**WHAT YOU SHOULD DO:** Convert the lines below into a JSON array of strings, one string per line, and leave out any blank lines.

******************************

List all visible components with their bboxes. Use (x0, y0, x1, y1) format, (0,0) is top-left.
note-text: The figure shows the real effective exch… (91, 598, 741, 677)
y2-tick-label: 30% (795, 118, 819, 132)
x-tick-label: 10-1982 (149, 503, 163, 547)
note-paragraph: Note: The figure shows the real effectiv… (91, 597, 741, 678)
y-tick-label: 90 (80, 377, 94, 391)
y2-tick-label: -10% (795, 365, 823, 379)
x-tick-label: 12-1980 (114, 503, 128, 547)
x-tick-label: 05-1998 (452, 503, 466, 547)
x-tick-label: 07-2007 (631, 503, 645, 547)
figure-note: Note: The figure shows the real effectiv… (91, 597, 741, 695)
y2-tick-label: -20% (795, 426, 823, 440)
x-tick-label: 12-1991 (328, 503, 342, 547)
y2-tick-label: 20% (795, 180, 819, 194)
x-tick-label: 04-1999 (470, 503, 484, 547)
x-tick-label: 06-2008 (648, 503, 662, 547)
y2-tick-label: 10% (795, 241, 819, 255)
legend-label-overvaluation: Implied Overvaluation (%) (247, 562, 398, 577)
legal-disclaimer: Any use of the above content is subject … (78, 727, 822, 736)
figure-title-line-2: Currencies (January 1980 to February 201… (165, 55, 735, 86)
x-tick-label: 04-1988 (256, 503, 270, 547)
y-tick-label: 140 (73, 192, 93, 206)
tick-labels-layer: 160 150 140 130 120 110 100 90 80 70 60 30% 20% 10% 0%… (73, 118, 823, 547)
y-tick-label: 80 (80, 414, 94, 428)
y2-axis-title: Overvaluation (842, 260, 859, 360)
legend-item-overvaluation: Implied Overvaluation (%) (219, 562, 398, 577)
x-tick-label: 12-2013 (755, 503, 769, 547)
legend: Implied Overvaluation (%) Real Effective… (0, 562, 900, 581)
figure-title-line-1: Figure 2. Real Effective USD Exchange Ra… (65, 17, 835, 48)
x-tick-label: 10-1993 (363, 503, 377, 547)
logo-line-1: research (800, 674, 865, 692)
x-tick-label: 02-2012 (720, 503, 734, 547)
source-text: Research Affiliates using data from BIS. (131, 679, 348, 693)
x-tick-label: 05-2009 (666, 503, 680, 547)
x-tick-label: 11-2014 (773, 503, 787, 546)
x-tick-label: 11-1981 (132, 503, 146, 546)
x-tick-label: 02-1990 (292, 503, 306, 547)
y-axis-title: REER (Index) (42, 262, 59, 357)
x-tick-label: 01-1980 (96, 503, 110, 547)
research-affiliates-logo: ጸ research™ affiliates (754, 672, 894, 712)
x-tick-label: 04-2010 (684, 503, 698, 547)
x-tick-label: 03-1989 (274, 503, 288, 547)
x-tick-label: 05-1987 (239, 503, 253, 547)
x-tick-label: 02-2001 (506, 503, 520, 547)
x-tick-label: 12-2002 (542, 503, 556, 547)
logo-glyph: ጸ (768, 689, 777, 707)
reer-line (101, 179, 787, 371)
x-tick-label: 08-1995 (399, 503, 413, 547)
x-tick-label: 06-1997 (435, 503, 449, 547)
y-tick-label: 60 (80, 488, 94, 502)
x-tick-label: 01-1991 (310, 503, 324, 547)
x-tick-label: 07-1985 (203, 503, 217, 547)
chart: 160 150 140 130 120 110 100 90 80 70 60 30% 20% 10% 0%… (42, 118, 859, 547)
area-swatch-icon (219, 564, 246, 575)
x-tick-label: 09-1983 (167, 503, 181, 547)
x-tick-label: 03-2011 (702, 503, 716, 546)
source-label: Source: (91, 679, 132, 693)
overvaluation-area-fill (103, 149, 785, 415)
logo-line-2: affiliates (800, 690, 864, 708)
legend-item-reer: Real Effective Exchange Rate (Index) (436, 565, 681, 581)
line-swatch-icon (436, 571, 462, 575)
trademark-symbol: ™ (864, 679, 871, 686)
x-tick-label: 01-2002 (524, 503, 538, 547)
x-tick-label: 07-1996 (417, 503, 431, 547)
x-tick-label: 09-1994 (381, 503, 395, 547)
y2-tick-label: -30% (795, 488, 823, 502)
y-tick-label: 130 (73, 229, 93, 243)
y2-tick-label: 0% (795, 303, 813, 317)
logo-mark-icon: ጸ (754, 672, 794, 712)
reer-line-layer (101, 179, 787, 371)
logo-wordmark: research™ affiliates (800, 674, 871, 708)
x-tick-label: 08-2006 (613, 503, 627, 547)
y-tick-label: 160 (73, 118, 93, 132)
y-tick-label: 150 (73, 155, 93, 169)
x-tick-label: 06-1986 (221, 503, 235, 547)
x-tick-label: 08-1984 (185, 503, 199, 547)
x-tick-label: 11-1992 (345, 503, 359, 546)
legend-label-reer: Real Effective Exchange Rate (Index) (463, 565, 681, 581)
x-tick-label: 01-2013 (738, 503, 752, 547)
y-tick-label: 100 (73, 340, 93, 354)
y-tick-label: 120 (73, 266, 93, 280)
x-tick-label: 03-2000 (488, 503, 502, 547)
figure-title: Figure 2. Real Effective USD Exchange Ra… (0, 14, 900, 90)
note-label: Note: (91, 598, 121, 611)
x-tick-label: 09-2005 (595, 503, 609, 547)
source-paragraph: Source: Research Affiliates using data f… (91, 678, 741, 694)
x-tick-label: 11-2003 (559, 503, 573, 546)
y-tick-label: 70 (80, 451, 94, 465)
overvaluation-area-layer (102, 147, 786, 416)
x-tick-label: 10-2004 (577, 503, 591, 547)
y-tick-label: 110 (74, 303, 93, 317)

******************************

**RESPONSE BELOW:**
[
  "List all visible components with their bboxes. Use (x0, y0, x1, y1) format, (0,0) is top-left.",
  "note-text: The figure shows the real effective exch… (91, 598, 741, 677)",
  "y2-tick-label: 30% (795, 118, 819, 132)",
  "x-tick-label: 10-1982 (149, 503, 163, 547)",
  "note-paragraph: Note: The figure shows the real effectiv… (91, 597, 741, 678)",
  "y-tick-label: 90 (80, 377, 94, 391)",
  "y2-tick-label: -10% (795, 365, 823, 379)",
  "x-tick-label: 12-1980 (114, 503, 128, 547)",
  "x-tick-label: 05-1998 (452, 503, 466, 547)",
  "x-tick-label: 07-2007 (631, 503, 645, 547)",
  "figure-note: Note: The figure shows the real effectiv… (91, 597, 741, 695)",
  "y2-tick-label: -20% (795, 426, 823, 440)",
  "x-tick-label: 12-1991 (328, 503, 342, 547)",
  "y2-tick-label: 20% (795, 180, 819, 194)",
  "x-tick-label: 04-1999 (470, 503, 484, 547)",
  "x-tick-label: 06-2008 (648, 503, 662, 547)",
  "y2-tick-label: 10% (795, 241, 819, 255)",
  "legend-label-overvaluation: Implied Overvaluation (%) (247, 562, 398, 577)",
  "legal-disclaimer: Any use of the above content is subject … (78, 727, 822, 736)",
  "figure-title-line-2: Currencies (January 1980 to February 201… (165, 55, 735, 86)",
  "x-tick-label: 04-1988 (256, 503, 270, 547)",
  "y-tick-label: 140 (73, 192, 93, 206)",
  "tick-labels-layer: 160 150 140 130 120 110 100 90 80 70 60 30% 20% 10% 0%… (73, 118, 823, 547)",
  "y-tick-label: 80 (80, 414, 94, 428)",
  "y2-axis-title: Overvaluation (842, 260, 859, 360)",
  "legend-item-overvaluation: Implied Overvaluation (%) (219, 562, 398, 577)",
  "x-tick-label: 12-2013 (755, 503, 769, 547)",
  "legend: Implied Overvaluation (%) Real Effective… (0, 562, 900, 581)",
  "figure-title-line-1: Figure 2. Real Effective USD Exchange Ra… (65, 17, 835, 48)",
  "x-tick-label: 10-1993 (363, 503, 377, 547)",
  "logo-line-1: research (800, 674, 865, 692)",
  "x-tick-label: 02-2012 (720, 503, 734, 547)",
  "source-text: Research Affiliates using data from BIS. (131, 679, 348, 693)",
  "x-tick-label: 05-2009 (666, 503, 680, 547)",
  "x-tick-label: 11-2014 (773, 503, 787, 546)",
  "x-tick-label: 11-1981 (132, 503, 146, 546)",
  "x-tick-label: 02-1990 (292, 503, 306, 547)",
  "y-axis-title: REER (Index) (42, 262, 59, 357)",
  "x-tick-label: 01-1980 (96, 503, 110, 547)",
  "research-affiliates-logo: ጸ research™ affiliates (754, 672, 894, 712)",
  "x-tick-label: 04-2010 (684, 503, 698, 547)",
  "x-tick-label: 03-1989 (274, 503, 288, 547)",
  "x-tick-label: 05-1987 (239, 503, 253, 547)",
  "x-tick-label: 02-2001 (506, 503, 520, 547)",
  "x-tick-label: 12-2002 (542, 503, 556, 547)",
  "logo-glyph: ጸ (768, 689, 777, 707)",
  "reer-line (101, 179, 787, 371)",
  "x-tick-label: 08-1995 (399, 503, 413, 547)",
  "x-tick-label: 06-1997 (435, 503, 449, 547)",
  "y-tick-label: 60 (80, 488, 94, 502)",
  "x-tick-label: 01-1991 (310, 503, 324, 547)",
  "x-tick-label: 07-1985 (203, 503, 217, 547)",
  "chart: 160 150 140 130 120 110 100 90 80 70 60 30% 20% 10% 0%… (42, 118, 859, 547)",
  "area-swatch-icon (219, 564, 246, 575)",
  "x-tick-label: 09-1983 (167, 503, 181, 547)",
  "x-tick-label: 03-2011 (702, 503, 716, 546)",
  "source-label: Source: (91, 679, 132, 693)",
  "overvaluation-area-fill (103, 149, 785, 415)",
  "logo-line-2: affiliates (800, 690, 864, 708)",
  "legend-item-reer: Real Effective Exchange Rate (Index) (436, 565, 681, 581)",
  "line-swatch-icon (436, 571, 462, 575)",
  "trademark-symbol: ™ (864, 679, 871, 686)",
  "x-tick-label: 01-2002 (524, 503, 538, 547)",
  "x-tick-label: 07-1996 (417, 503, 431, 547)",
  "x-tick-label: 09-1994 (381, 503, 395, 547)",
  "y2-tick-label: -30% (795, 488, 823, 502)",
  "y-tick-label: 130 (73, 229, 93, 243)",
  "y2-tick-label: 0% (795, 303, 813, 317)",
  "logo-mark-icon: ጸ (754, 672, 794, 712)",
  "reer-line-layer (101, 179, 787, 371)",
  "logo-wordmark: research™ affiliates (800, 674, 871, 708)",
  "x-tick-label: 08-2006 (613, 503, 627, 547)",
  "y-tick-label: 160 (73, 118, 93, 132)",
  "y-tick-label: 150 (73, 155, 93, 169)",
  "x-tick-label: 06-1986 (221, 503, 235, 547)",
  "x-tick-label: 08-1984 (185, 503, 199, 547)",
  "x-tick-label: 11-1992 (345, 503, 359, 546)",
  "legend-label-reer: Real Effective Exchange Rate (Index) (463, 565, 681, 581)",
  "x-tick-label: 01-2013 (738, 503, 752, 547)",
  "y-tick-label: 100 (73, 340, 93, 354)",
  "y-tick-label: 120 (73, 266, 93, 280)",
  "x-tick-label: 03-2000 (488, 503, 502, 547)",
  "figure-title: Figure 2. Real Effective USD Exchange Ra… (0, 14, 900, 90)",
  "note-label: Note: (91, 598, 121, 611)",
  "x-tick-label: 09-2005 (595, 503, 609, 547)",
  "source-paragraph: Source: Research Affiliates using data f… (91, 678, 741, 694)",
  "x-tick-label: 11-2003 (559, 503, 573, 546)",
  "y-tick-label: 70 (80, 451, 94, 465)",
  "overvaluation-area-layer (102, 147, 786, 416)",
  "x-tick-label: 10-2004 (577, 503, 591, 547)",
  "y-tick-label: 110 (74, 303, 93, 317)"
]